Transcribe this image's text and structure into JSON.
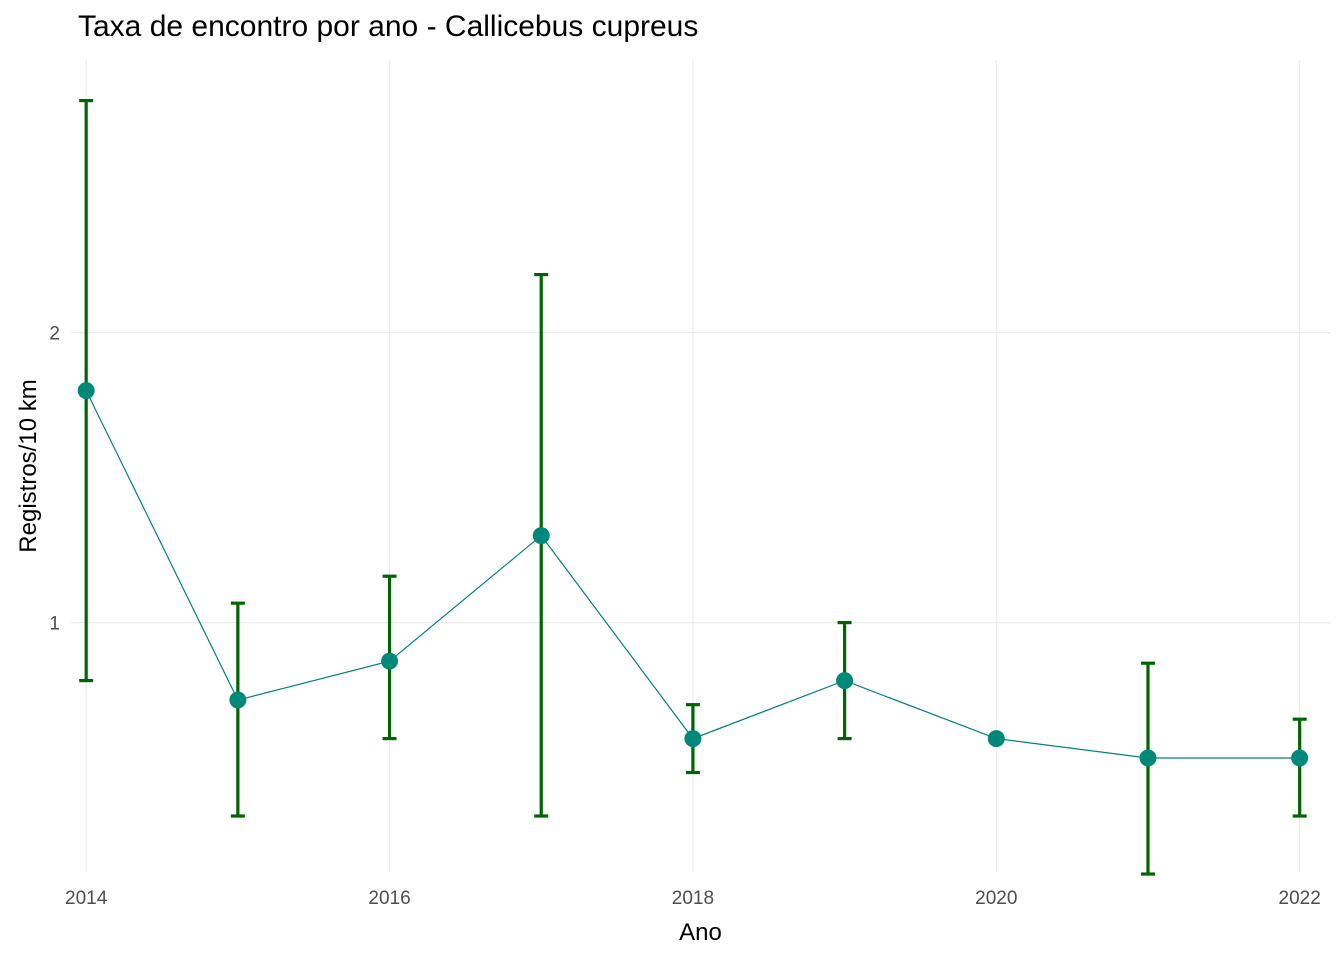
{
  "chart_data": {
    "type": "line",
    "title": "Taxa de encontro por ano - Callicebus cupreus",
    "xlabel": "Ano",
    "ylabel": "Registros/10 km",
    "x_ticks": [
      2014,
      2016,
      2018,
      2020,
      2022
    ],
    "y_ticks": [
      1,
      2
    ],
    "xlim": [
      2013.9,
      2022.2
    ],
    "ylim": [
      0.14,
      2.94
    ],
    "grid": true,
    "colors": {
      "line": "#008080",
      "point": "#00897b",
      "errorbar": "#006400",
      "grid": "#ebebeb"
    },
    "x": [
      2014,
      2015,
      2016,
      2017,
      2018,
      2019,
      2020,
      2021,
      2022
    ],
    "y": [
      1.8,
      0.733,
      0.867,
      1.3,
      0.6,
      0.8,
      0.6,
      0.533,
      0.533
    ],
    "ci_lower": [
      0.8,
      0.333,
      0.6,
      0.333,
      0.483,
      0.6,
      0.6,
      0.133,
      0.333
    ],
    "ci_upper": [
      2.8,
      1.067,
      1.16,
      2.2,
      0.717,
      1.0,
      0.6,
      0.86,
      0.667
    ]
  }
}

◇ ◇ ◇ ◇

Print the listing above in full, exactly as written. Omit any pictures.

## The output
Transcribe this image's text and structure into JSON.
{
  "chart_data": {
    "type": "line",
    "title": "Taxa de encontro por ano - Callicebus cupreus",
    "xlabel": "Ano",
    "ylabel": "Registros/10 km",
    "x_ticks": [
      2014,
      2016,
      2018,
      2020,
      2022
    ],
    "y_ticks": [
      1,
      2
    ],
    "xlim": [
      2013.9,
      2022.2
    ],
    "ylim": [
      0.14,
      2.94
    ],
    "grid": true,
    "colors": {
      "line": "#008080",
      "point": "#00897b",
      "errorbar": "#006400",
      "grid": "#ebebeb"
    },
    "x": [
      2014,
      2015,
      2016,
      2017,
      2018,
      2019,
      2020,
      2021,
      2022
    ],
    "y": [
      1.8,
      0.733,
      0.867,
      1.3,
      0.6,
      0.8,
      0.6,
      0.533,
      0.533
    ],
    "ci_lower": [
      0.8,
      0.333,
      0.6,
      0.333,
      0.483,
      0.6,
      0.6,
      0.133,
      0.333
    ],
    "ci_upper": [
      2.8,
      1.067,
      1.16,
      2.2,
      0.717,
      1.0,
      0.6,
      0.86,
      0.667
    ]
  }
}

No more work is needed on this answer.